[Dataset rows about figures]
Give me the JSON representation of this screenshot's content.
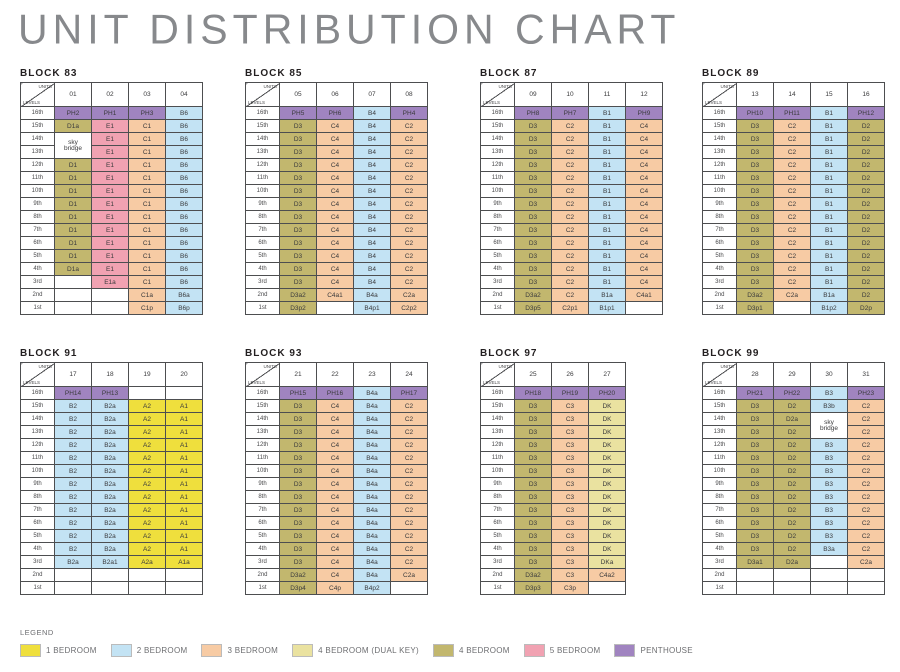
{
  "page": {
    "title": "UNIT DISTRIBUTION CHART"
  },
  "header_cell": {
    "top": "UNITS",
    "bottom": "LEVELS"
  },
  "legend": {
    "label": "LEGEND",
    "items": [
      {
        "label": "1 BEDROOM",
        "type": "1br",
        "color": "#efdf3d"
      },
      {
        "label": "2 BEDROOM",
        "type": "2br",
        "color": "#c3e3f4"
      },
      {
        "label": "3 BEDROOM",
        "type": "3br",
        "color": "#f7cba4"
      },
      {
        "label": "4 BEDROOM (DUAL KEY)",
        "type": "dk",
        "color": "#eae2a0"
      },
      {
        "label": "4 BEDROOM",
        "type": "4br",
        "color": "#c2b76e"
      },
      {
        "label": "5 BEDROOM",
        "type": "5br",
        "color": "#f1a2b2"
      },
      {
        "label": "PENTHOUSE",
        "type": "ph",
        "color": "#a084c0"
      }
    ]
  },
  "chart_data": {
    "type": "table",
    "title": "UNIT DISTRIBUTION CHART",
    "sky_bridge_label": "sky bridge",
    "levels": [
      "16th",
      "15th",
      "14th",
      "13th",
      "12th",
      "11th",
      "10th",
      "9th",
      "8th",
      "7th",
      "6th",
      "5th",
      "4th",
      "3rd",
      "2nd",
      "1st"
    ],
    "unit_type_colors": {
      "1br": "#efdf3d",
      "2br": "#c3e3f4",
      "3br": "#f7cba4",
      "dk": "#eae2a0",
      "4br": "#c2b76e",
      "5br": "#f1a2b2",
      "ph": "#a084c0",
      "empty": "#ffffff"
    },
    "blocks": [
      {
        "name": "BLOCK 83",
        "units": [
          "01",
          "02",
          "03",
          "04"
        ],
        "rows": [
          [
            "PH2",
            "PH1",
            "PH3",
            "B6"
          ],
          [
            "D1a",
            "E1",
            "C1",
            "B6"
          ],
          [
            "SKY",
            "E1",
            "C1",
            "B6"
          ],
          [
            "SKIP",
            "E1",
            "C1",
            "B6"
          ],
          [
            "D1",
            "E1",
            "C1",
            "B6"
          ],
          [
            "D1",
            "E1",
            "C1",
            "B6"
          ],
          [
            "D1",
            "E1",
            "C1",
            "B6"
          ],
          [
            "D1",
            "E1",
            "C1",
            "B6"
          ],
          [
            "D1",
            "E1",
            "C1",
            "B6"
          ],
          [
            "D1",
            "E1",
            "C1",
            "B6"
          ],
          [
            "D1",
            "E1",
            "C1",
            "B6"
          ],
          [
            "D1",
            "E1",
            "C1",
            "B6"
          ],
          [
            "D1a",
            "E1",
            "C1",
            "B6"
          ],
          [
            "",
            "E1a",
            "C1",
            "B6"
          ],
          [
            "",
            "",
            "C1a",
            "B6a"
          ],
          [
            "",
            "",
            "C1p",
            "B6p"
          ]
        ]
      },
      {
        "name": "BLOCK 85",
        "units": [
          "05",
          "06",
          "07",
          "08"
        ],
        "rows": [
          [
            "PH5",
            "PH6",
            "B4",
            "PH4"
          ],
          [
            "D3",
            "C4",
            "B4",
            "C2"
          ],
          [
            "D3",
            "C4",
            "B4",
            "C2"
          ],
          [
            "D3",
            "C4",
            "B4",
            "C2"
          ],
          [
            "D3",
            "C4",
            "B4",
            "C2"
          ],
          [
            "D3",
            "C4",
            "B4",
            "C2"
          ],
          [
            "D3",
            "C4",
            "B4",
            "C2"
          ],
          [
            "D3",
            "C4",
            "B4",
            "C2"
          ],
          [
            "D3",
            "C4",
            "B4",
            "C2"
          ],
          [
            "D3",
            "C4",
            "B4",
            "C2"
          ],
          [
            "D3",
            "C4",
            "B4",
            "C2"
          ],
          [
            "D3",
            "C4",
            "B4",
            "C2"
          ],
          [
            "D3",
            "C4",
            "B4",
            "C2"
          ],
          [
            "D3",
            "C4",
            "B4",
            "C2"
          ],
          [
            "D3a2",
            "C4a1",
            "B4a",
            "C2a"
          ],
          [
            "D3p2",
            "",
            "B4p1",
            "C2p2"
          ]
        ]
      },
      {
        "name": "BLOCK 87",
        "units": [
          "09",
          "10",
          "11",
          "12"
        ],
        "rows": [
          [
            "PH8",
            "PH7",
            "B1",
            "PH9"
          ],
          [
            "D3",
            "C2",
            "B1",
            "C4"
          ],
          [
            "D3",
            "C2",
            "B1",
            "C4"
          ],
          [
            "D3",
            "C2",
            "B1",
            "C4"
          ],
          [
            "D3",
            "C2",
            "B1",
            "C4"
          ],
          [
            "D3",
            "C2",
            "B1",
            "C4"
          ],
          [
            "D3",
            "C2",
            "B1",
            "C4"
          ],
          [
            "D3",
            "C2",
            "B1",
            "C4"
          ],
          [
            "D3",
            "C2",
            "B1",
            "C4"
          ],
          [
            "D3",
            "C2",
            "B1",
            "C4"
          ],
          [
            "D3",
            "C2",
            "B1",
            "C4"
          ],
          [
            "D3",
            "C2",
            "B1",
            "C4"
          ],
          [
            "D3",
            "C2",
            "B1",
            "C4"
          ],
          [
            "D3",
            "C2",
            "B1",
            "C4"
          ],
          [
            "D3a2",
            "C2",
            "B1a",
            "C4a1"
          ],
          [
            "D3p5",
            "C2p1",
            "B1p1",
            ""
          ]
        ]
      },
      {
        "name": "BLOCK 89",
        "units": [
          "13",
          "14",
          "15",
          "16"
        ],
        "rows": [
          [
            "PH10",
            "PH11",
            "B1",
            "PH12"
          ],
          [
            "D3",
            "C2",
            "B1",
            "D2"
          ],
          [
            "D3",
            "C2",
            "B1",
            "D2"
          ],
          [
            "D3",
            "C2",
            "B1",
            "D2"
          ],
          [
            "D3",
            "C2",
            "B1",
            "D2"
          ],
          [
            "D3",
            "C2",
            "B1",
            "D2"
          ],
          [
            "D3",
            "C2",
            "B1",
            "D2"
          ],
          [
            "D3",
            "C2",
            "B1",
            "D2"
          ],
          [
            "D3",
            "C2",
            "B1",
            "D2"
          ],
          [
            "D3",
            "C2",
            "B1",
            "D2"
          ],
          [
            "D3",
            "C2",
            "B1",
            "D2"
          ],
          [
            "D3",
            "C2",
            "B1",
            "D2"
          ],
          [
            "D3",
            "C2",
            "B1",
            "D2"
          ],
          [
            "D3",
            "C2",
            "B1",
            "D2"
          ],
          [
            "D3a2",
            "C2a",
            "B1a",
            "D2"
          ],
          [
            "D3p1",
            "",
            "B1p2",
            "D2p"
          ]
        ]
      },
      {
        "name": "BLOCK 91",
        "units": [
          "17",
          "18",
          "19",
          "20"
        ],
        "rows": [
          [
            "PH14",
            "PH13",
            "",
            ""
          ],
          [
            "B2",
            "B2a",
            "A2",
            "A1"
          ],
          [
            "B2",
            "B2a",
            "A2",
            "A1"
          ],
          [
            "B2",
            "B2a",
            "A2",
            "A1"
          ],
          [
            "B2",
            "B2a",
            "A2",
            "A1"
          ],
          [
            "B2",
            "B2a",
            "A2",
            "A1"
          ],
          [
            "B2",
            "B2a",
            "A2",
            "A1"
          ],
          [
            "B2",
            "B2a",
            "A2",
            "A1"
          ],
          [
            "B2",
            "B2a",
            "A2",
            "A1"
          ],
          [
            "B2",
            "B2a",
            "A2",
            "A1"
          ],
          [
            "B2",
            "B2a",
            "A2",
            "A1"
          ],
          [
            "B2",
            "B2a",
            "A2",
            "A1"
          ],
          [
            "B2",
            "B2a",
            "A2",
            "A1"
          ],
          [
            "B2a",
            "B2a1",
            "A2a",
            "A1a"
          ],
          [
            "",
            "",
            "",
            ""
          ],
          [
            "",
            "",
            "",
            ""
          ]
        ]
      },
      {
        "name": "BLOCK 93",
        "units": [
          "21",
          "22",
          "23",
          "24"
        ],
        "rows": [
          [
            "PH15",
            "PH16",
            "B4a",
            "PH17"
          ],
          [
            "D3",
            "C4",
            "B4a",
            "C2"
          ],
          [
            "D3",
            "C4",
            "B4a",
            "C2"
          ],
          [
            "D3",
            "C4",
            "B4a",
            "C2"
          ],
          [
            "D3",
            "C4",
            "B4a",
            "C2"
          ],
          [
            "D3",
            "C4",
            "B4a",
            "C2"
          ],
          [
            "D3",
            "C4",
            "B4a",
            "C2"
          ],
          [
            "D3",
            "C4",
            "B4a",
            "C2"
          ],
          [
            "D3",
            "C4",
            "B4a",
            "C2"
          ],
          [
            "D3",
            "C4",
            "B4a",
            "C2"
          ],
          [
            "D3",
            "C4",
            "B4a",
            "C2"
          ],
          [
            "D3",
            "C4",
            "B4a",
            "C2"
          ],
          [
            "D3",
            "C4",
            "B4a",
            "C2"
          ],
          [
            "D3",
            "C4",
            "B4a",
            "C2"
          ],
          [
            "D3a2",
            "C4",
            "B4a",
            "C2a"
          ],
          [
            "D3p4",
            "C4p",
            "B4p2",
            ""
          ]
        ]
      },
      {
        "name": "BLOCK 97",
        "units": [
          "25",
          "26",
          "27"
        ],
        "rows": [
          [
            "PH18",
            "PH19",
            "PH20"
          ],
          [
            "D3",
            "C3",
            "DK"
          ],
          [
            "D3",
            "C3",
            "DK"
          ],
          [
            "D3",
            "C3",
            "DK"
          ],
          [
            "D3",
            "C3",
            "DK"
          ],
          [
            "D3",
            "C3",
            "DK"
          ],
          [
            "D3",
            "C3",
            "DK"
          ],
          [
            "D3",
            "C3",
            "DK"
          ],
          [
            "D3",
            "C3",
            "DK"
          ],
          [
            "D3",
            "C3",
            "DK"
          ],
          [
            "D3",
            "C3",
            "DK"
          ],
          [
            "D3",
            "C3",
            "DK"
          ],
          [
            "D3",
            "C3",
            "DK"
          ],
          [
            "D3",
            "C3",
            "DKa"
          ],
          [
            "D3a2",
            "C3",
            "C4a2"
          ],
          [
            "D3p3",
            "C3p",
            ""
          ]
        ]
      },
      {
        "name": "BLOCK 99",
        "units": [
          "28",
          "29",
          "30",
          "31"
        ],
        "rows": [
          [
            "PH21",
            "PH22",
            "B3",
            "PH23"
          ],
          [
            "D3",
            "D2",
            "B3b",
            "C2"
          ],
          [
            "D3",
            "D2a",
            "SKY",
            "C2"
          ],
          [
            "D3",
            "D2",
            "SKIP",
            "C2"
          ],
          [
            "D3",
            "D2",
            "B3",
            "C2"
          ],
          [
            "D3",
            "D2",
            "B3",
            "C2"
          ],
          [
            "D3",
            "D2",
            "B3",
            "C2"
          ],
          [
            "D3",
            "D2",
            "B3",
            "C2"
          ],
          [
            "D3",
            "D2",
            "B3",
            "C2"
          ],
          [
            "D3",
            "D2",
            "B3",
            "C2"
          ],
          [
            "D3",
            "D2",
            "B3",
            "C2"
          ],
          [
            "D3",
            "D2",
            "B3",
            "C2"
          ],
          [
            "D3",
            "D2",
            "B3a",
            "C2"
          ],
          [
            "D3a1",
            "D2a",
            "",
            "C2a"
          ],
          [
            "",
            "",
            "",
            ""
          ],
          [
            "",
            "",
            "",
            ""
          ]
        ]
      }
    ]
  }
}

▸ **Goal**: Using the records above, list each line that includes "DISTRIBUTION".

▸ **Result below**:
    "title": "UNIT DISTRIBUTION CHART"
    "title": "UNIT DISTRIBUTION CHART",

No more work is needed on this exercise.